═════ STORED RECORDS
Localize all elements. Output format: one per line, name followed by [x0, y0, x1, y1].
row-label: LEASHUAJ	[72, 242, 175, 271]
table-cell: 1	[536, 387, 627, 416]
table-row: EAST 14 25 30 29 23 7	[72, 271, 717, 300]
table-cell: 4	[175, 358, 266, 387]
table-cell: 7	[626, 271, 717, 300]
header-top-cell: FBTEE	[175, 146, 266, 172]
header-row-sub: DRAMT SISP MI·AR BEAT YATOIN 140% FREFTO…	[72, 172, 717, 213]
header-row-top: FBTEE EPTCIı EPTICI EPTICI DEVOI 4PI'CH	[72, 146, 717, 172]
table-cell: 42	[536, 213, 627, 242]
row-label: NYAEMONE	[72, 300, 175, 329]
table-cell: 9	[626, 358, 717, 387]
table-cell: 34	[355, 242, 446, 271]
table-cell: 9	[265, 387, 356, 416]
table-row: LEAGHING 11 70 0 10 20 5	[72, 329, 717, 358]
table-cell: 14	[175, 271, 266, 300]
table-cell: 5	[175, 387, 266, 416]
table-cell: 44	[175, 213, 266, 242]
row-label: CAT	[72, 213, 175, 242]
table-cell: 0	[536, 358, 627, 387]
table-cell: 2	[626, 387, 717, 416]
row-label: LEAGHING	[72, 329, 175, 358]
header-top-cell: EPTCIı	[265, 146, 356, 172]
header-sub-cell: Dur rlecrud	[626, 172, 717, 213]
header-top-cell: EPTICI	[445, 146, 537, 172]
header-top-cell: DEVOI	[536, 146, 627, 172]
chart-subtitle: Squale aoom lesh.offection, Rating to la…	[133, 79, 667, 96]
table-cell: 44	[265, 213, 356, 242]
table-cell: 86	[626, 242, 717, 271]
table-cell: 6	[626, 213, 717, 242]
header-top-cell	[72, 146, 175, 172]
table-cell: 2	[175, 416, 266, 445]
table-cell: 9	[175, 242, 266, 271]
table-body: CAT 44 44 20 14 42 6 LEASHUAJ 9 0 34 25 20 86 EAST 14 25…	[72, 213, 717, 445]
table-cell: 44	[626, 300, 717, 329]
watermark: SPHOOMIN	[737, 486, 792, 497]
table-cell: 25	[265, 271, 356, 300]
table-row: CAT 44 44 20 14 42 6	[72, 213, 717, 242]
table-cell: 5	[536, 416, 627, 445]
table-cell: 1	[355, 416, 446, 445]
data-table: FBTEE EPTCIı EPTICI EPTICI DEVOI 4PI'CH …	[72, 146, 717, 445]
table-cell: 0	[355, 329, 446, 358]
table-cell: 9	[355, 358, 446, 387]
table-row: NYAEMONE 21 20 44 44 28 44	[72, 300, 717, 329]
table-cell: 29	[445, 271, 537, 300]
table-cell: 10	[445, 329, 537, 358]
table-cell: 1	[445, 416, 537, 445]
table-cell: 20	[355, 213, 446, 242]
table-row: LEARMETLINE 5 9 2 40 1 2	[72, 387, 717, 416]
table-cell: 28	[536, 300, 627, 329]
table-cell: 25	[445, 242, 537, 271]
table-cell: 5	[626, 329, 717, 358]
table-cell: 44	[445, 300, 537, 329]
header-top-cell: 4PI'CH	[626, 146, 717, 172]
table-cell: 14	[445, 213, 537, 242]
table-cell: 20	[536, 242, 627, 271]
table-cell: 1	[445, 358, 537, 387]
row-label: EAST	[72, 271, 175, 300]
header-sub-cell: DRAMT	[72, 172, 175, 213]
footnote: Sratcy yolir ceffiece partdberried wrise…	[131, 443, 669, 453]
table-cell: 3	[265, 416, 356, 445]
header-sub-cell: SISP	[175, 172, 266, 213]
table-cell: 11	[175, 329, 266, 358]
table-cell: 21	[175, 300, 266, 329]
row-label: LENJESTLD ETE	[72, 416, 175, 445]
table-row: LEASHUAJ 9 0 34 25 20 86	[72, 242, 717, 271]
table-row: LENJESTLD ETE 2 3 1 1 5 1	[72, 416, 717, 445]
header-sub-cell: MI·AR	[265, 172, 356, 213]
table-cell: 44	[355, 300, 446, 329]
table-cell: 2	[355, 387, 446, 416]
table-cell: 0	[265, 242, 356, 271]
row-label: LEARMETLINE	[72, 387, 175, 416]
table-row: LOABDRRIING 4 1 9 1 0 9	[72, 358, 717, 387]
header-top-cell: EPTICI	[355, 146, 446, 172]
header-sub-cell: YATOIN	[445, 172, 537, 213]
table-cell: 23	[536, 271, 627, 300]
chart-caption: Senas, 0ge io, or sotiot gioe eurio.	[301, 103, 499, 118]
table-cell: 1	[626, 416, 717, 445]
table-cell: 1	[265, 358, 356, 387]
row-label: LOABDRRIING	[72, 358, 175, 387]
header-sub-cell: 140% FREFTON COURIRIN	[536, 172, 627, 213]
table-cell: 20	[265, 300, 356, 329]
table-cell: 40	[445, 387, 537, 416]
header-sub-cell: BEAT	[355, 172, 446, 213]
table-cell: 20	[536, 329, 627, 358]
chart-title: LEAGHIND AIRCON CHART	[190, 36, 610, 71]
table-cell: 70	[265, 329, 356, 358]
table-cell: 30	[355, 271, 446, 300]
══════════
Reproduce the items above verbatim, from the first one through the line containing "358, 627, 387]", both ends included.

Localize all elements. Output format: one per line, name followed by [x0, y0, x1, y1].
row-label: LEASHUAJ	[72, 242, 175, 271]
table-cell: 1	[536, 387, 627, 416]
table-row: EAST 14 25 30 29 23 7	[72, 271, 717, 300]
table-cell: 4	[175, 358, 266, 387]
table-cell: 7	[626, 271, 717, 300]
header-top-cell: FBTEE	[175, 146, 266, 172]
header-row-sub: DRAMT SISP MI·AR BEAT YATOIN 140% FREFTO…	[72, 172, 717, 213]
header-row-top: FBTEE EPTCIı EPTICI EPTICI DEVOI 4PI'CH	[72, 146, 717, 172]
table-cell: 42	[536, 213, 627, 242]
row-label: NYAEMONE	[72, 300, 175, 329]
table-cell: 9	[626, 358, 717, 387]
table-cell: 34	[355, 242, 446, 271]
table-cell: 9	[265, 387, 356, 416]
table-row: LEAGHING 11 70 0 10 20 5	[72, 329, 717, 358]
table-cell: 14	[175, 271, 266, 300]
table-cell: 5	[175, 387, 266, 416]
table-cell: 44	[175, 213, 266, 242]
row-label: CAT	[72, 213, 175, 242]
table-cell: 0	[536, 358, 627, 387]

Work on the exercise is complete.